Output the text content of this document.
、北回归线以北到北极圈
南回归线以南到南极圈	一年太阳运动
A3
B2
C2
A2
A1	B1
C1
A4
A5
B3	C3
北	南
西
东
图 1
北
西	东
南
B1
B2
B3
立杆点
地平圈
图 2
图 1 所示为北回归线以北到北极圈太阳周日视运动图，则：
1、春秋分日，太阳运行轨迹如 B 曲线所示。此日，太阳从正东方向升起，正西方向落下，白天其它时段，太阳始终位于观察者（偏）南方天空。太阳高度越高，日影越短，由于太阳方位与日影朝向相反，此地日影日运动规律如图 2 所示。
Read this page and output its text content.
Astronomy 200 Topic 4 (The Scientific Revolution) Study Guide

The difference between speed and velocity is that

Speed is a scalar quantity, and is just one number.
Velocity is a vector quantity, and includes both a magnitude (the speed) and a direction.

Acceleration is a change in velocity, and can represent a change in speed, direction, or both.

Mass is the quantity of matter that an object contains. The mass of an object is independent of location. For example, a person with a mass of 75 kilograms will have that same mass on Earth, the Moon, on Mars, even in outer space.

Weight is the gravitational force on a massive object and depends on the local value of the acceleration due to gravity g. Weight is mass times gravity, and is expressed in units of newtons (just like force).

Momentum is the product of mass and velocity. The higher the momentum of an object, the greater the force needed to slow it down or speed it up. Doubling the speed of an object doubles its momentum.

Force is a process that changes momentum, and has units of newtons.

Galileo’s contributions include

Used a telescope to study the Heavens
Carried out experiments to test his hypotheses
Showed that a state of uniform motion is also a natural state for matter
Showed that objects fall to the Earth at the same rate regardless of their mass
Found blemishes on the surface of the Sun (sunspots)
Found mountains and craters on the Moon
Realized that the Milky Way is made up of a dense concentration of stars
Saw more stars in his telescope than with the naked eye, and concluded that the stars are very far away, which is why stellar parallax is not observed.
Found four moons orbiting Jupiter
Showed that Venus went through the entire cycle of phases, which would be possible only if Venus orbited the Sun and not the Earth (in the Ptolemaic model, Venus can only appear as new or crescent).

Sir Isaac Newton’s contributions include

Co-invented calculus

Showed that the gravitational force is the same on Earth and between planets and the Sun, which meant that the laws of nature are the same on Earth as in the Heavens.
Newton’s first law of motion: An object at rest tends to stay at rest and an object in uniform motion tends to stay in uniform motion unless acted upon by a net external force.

• • • • • • •

> [WHAT YOU NEED TO DO]:
Return the lines above exactly, keeping every word.

> [SOLUTION TO THIS PROBLEM]:
Output the text content of this document.
、北回归线以北到北极圈
南回归线以南到南极圈	一年太阳运动
A3
B2
C2
A2
A1	B1
C1
A4
A5
B3	C3
北	南
西
东
图 1
北
西	东
南
B1
B2
B3
立杆点
地平圈
图 2
图 1 所示为北回归线以北到北极圈太阳周日视运动图，则：
1、春秋分日，太阳运行轨迹如 B 曲线所示。此日，太阳从正东方向升起，正西方向落下，白天其它时段，太阳始终位于观察者（偏）南方天空。太阳高度越高，日影越短，由于太阳方位与日影朝向相反，此地日影日运动规律如图 2 所示。
Read this page and output its text content.
Astronomy 200 Topic 4 (The Scientific Revolution) Study Guide

The difference between speed and velocity is that

Speed is a scalar quantity, and is just one number.
Velocity is a vector quantity, and includes both a magnitude (the speed) and a direction.

Acceleration is a change in velocity, and can represent a change in speed, direction, or both.

Mass is the quantity of matter that an object contains. The mass of an object is independent of location. For example, a person with a mass of 75 kilograms will have that same mass on Earth, the Moon, on Mars, even in outer space.

Weight is the gravitational force on a massive object and depends on the local value of the acceleration due to gravity g. Weight is mass times gravity, and is expressed in units of newtons (just like force).

Momentum is the product of mass and velocity. The higher the momentum of an object, the greater the force needed to slow it down or speed it up. Doubling the speed of an object doubles its momentum.

Force is a process that changes momentum, and has units of newtons.

Galileo’s contributions include

Used a telescope to study the Heavens
Carried out experiments to test his hypotheses
Showed that a state of uniform motion is also a natural state for matter
Showed that objects fall to the Earth at the same rate regardless of their mass
Found blemishes on the surface of the Sun (sunspots)
Found mountains and craters on the Moon
Realized that the Milky Way is made up of a dense concentration of stars
Saw more stars in his telescope than with the naked eye, and concluded that the stars are very far away, which is why stellar parallax is not observed.
Found four moons orbiting Jupiter
Showed that Venus went through the entire cycle of phases, which would be possible only if Venus orbited the Sun and not the Earth (in the Ptolemaic model, Venus can only appear as new or crescent).

Sir Isaac Newton’s contributions include

Co-invented calculus

Showed that the gravitational force is the same on Earth and between planets and the Sun, which meant that the laws of nature are the same on Earth as in the Heavens.
Newton’s first law of motion: An object at rest tends to stay at rest and an object in uniform motion tends to stay in uniform motion unless acted upon by a net external force.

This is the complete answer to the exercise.